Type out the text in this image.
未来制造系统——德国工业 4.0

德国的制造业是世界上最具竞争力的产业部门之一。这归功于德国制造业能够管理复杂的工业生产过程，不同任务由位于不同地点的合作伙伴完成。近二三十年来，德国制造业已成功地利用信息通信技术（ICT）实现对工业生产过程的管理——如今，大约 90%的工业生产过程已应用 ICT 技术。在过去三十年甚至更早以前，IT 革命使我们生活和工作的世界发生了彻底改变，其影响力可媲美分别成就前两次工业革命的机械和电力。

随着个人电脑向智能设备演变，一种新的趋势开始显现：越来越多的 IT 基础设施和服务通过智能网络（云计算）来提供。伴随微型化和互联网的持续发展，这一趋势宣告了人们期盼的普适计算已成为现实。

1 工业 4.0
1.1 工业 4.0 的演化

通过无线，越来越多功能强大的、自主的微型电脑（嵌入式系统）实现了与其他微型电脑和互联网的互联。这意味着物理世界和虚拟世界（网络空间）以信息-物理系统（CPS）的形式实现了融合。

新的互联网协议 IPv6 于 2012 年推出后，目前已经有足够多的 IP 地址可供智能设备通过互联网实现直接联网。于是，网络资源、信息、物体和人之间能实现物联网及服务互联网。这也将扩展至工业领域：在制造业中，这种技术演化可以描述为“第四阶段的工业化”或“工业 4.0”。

○ ○ ○ ○

Given instruction » Quote every record above exactly.

Written solution »
Type out the text in this image.
未来制造系统——德国工业 4.0

德国的制造业是世界上最具竞争力的产业部门之一。这归功于德国制造业能够管理复杂的工业生产过程，不同任务由位于不同地点的合作伙伴完成。近二三十年来，德国制造业已成功地利用信息通信技术（ICT）实现对工业生产过程的管理——如今，大约 90%的工业生产过程已应用 ICT 技术。在过去三十年甚至更早以前，IT 革命使我们生活和工作的世界发生了彻底改变，其影响力可媲美分别成就前两次工业革命的机械和电力。

随着个人电脑向智能设备演变，一种新的趋势开始显现：越来越多的 IT 基础设施和服务通过智能网络（云计算）来提供。伴随微型化和互联网的持续发展，这一趋势宣告了人们期盼的普适计算已成为现实。

1 工业 4.0
1.1 工业 4.0 的演化

通过无线，越来越多功能强大的、自主的微型电脑（嵌入式系统）实现了与其他微型电脑和互联网的互联。这意味着物理世界和虚拟世界（网络空间）以信息-物理系统（CPS）的形式实现了融合。

新的互联网协议 IPv6 于 2012 年推出后，目前已经有足够多的 IP 地址可供智能设备通过互联网实现直接联网。于是，网络资源、信息、物体和人之间能实现物联网及服务互联网。这也将扩展至工业领域：在制造业中，这种技术演化可以描述为“第四阶段的工业化”或“工业 4.0”。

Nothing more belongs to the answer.